> _EXERCISE OBJECTIVE_
Track down every line below that holds "Gene" and copy it.

> _RECORDS PROVIDED_
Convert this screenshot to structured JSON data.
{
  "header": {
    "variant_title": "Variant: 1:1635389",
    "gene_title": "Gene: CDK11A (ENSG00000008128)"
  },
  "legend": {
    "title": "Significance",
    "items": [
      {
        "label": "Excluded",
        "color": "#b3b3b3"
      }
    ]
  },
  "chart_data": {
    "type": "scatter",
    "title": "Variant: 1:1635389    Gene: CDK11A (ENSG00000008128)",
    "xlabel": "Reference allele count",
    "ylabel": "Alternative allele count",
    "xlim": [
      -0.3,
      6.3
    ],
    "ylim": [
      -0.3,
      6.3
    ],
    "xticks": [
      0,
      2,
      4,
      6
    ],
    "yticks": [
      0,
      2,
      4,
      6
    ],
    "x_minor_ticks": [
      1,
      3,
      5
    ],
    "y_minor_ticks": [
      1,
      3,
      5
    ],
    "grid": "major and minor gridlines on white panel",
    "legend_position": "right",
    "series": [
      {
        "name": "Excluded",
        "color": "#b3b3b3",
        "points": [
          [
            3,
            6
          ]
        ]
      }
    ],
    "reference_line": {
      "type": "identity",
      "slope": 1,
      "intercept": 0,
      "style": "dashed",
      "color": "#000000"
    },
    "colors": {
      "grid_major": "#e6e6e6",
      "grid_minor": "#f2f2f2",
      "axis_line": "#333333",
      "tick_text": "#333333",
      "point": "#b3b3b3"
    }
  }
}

> _COMPLETE ANSWER_
    "gene_title": "Gene: CDK11A (ENSG00000008128)"
    "title": "Variant: 1:1635389    Gene: CDK11A (ENSG00000008128)",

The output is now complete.